Does each statement agree with the text on the home feed and social graph? For each, answer yes or no and quote the words that decide it. 1. The ArangoDB graph cluster has five nodes. 2. The rank feed is generated at runtime for a user who is eligible for it. 3. In the social graph, the relations between entities are stored as vertex documents.

- **Text excerpt**
########################################
Feed Content is the first screen of the app. When a logged-in user opens the app, home feed is the first thing a user sees. Our home feed comprises of koos from the user followings and other activity (like, comment, rekoo) on koo.
why → To show the activity of the followings of a user
how → Aerospike and Graph DB
- The home feed is a re-rank the timeline (chronological) feed of user so that we surface more relevant content on top from the time he / she was last active on the App.
- We generate it on runtime for a user when he is eligible for rank feed.
- Rank feed is basically some computation on the user timeline feed based on signals and weightage.
- To avoid latency for fetching the signals value we use high read throughput low latency data store.
- Majorly we use — Aerospike and ArangoDB (Graph-DB)
Top Metric We measure → Reactions and TSOA
- All the content which the user can like should be in the first page of the feed.
Technical Metrics →
- 5 node Aerospike Cluster
- 3 node ArangoDB Graph Cluster
- Peak write throughput on Aerospike -> 75k TPS (75 writes operation per second)
- Peak read throughput on Aerospike -> 10K TPS
- Latency -> 150 ms (average)
We have just started on Rank Feed. Some plans which team is looking to execute next
- Introduce ML model to modify the weightage based on user inputs / interests.
- Using UDF in Aerospike to compute the rank feed on Aerospike server layer rather than application layer.
- Integrate Aerospike with big data platforms (Snowflake/Pinot) etc to create data pipelines for more analytical and real time event driven based applications..
This system houses our social graph i.e. connections among people and groups. Whether you like watching content from someone, follow someone, view content of other languages or show interest in a topic — all this information is kept in our social graph.
why —> To understand the user’s affinity towards other users, people, languages, topics and use it to improve their experience on the platform.
how —> ArangoDB
- We store our social graph as a property graph using ArangoDB.
- All the entities are stored as vertex documents.
- The relations between the entities are stored as edge document.
########################################
- **Recorded information**

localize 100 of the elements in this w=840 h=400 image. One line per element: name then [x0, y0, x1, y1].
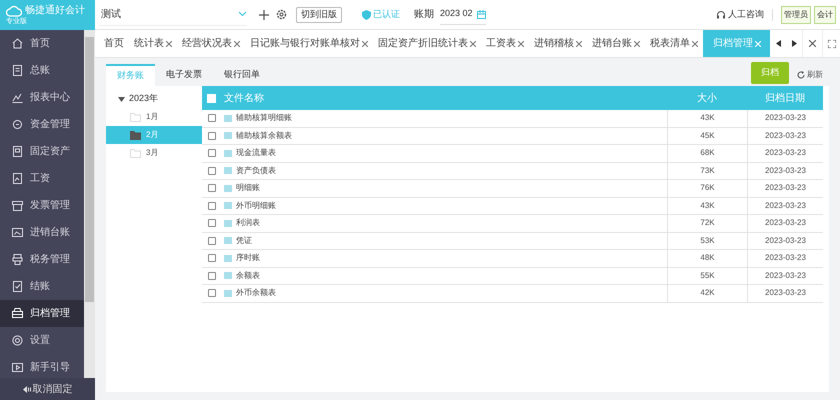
########################################
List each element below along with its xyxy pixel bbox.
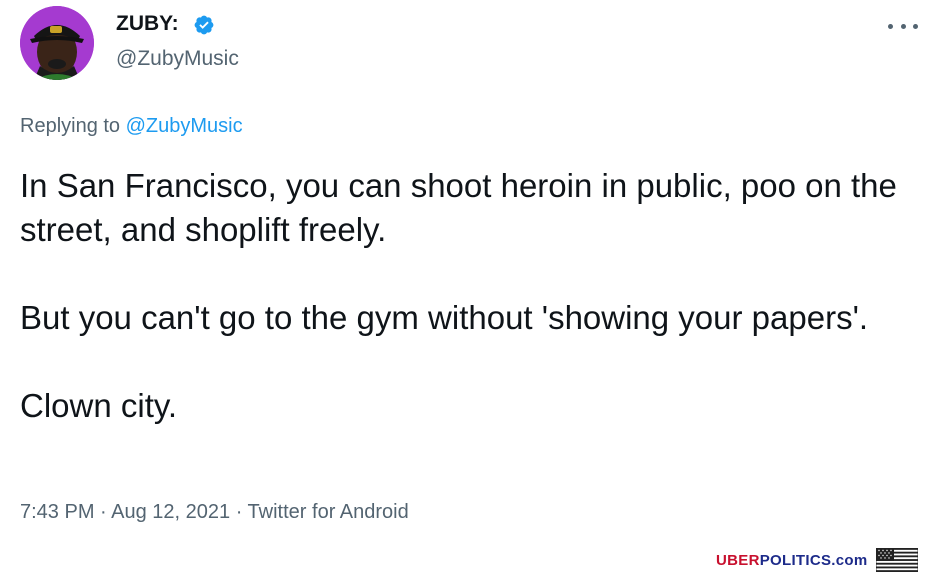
########################################
- **Solved problem**
1. No: "3 node ArangoDB Graph Cluster"
2. Yes: "We generate it on runtime for a user when he is eligible for rank feed."
3. No: "The relations between the entities are stored as edge document."